• [OBJECTIVE]:
Here are some records; copy every line that holds the word "Registered".

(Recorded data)
□ □ □ □ □
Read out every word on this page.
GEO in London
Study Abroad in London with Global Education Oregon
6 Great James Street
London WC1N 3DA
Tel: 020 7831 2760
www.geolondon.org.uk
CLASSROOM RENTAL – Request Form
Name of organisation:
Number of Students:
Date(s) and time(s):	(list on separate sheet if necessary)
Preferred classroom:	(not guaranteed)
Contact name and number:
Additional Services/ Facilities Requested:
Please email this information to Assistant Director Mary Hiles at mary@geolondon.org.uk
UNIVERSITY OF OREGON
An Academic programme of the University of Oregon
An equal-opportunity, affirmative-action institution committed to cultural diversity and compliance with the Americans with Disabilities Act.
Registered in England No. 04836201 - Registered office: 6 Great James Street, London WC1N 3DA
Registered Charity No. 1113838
□ □ □ □ □
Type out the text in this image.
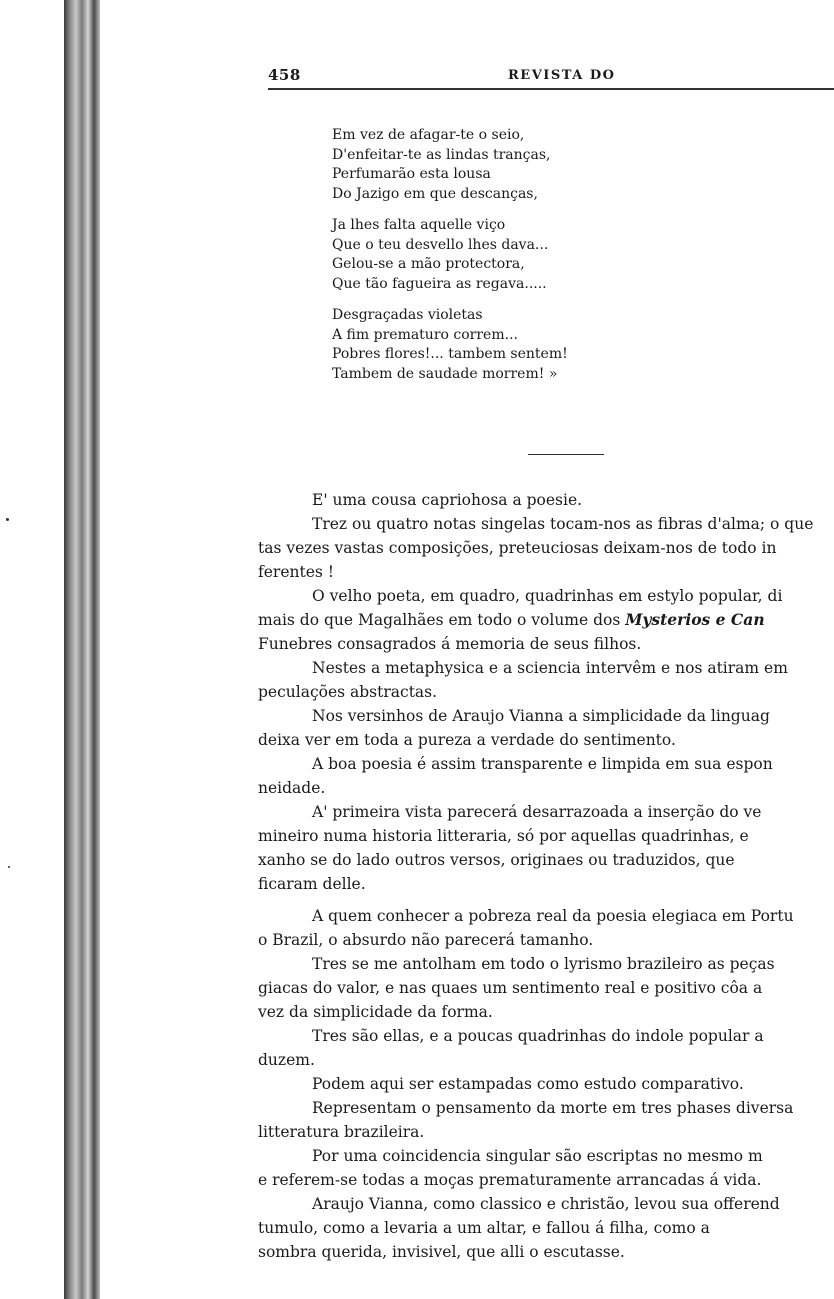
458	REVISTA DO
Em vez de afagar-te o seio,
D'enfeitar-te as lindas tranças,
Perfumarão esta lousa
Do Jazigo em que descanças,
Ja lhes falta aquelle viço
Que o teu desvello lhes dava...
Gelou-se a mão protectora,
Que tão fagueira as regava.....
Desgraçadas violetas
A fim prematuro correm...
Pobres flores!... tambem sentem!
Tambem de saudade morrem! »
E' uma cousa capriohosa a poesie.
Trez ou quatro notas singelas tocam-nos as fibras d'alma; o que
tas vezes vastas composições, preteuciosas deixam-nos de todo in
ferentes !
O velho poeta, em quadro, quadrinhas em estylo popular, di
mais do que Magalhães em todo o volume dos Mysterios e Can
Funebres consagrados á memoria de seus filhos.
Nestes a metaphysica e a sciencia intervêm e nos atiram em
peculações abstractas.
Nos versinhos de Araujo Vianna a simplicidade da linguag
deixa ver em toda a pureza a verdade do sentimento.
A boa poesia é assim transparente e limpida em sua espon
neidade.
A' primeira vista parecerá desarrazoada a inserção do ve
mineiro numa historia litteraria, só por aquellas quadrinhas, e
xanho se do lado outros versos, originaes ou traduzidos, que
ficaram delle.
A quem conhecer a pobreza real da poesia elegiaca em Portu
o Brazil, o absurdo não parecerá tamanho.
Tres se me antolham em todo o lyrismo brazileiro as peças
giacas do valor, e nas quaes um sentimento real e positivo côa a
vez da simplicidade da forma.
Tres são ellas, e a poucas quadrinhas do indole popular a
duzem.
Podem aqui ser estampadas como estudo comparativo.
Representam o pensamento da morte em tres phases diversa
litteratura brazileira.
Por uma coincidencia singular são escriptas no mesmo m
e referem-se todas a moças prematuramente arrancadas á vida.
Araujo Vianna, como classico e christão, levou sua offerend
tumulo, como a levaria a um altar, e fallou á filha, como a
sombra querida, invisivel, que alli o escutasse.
□ □ □ □ □
• [WRITTEN SOLUTION]:
Registered in England No. 04836201 - Registered office: 6 Great James Street, London WC1N 3DA
Registered Charity No. 1113838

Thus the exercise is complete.